-- begin Record extracts --

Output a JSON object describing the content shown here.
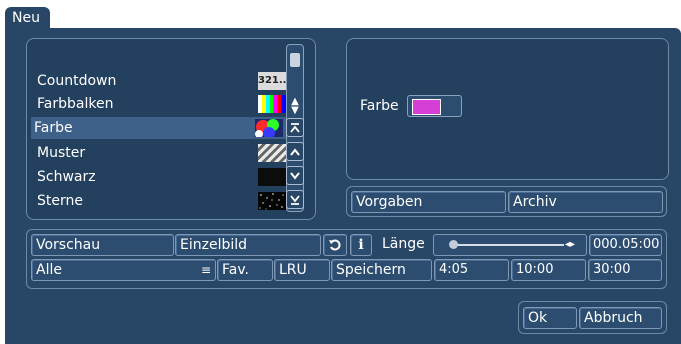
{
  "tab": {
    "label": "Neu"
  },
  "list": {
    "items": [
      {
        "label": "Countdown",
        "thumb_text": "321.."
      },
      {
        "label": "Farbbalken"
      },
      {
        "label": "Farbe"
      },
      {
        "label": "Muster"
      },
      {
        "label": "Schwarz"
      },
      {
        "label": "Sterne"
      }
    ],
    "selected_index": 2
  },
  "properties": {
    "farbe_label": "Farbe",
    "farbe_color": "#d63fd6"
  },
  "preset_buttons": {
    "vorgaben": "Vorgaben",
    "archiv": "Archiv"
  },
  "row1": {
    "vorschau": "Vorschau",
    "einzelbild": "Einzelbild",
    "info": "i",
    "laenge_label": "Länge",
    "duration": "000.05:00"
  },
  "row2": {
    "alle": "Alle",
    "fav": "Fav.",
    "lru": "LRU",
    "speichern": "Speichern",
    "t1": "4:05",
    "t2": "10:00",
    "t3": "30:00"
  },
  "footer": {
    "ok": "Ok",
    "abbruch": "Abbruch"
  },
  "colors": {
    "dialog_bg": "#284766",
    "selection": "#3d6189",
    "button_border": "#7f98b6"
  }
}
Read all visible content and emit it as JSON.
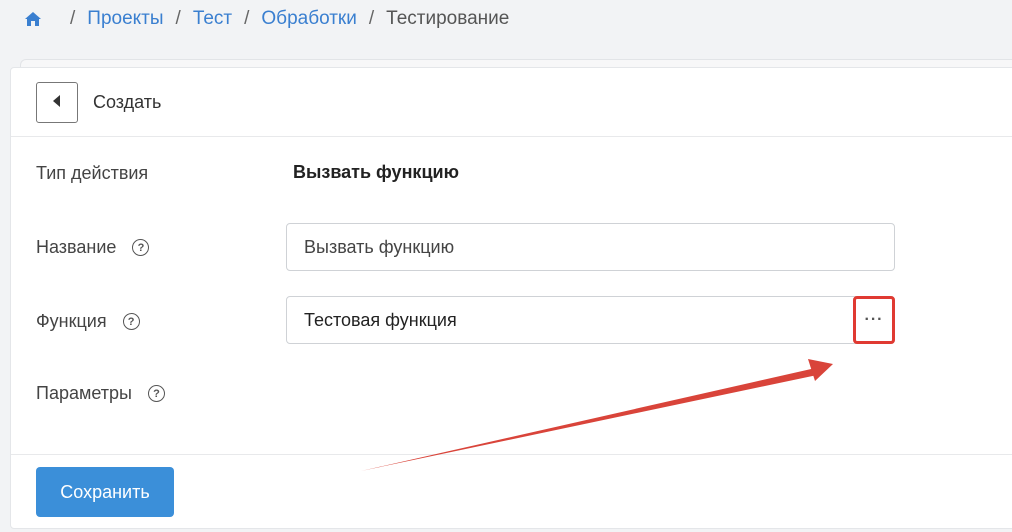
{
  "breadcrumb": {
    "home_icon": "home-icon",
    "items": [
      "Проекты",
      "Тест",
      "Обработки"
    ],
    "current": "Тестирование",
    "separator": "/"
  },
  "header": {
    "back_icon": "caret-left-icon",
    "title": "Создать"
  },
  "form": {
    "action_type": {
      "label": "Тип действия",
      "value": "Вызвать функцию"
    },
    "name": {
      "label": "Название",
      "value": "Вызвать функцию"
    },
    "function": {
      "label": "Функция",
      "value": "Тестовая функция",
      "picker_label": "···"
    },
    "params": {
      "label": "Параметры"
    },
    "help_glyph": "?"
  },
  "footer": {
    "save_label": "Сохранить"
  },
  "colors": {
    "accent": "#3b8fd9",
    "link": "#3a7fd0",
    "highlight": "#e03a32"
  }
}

-- end Record extracts --
-- begin Record extracts --

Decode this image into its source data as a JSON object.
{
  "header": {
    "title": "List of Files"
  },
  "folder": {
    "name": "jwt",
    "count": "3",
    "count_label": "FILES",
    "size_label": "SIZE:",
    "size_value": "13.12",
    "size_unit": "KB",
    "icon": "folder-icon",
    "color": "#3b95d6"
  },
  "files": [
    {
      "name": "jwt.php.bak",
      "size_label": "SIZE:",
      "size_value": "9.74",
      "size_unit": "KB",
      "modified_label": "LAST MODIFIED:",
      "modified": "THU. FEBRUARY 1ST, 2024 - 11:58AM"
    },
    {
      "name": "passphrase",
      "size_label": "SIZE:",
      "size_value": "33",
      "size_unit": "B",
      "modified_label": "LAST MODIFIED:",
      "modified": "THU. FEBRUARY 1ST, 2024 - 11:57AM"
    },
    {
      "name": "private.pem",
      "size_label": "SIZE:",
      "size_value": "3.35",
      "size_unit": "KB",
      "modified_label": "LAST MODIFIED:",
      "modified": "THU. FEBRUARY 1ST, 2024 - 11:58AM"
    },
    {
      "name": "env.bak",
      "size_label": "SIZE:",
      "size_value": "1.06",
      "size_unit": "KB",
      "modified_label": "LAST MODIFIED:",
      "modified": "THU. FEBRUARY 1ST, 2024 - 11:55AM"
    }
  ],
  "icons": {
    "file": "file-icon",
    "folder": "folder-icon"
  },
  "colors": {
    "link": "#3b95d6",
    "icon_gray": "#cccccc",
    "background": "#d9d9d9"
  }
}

-- end Record extracts --

● **Task brief**
Only the number is wanted: how many lines in the data include the word "JSON"?

● **Correct answer**
3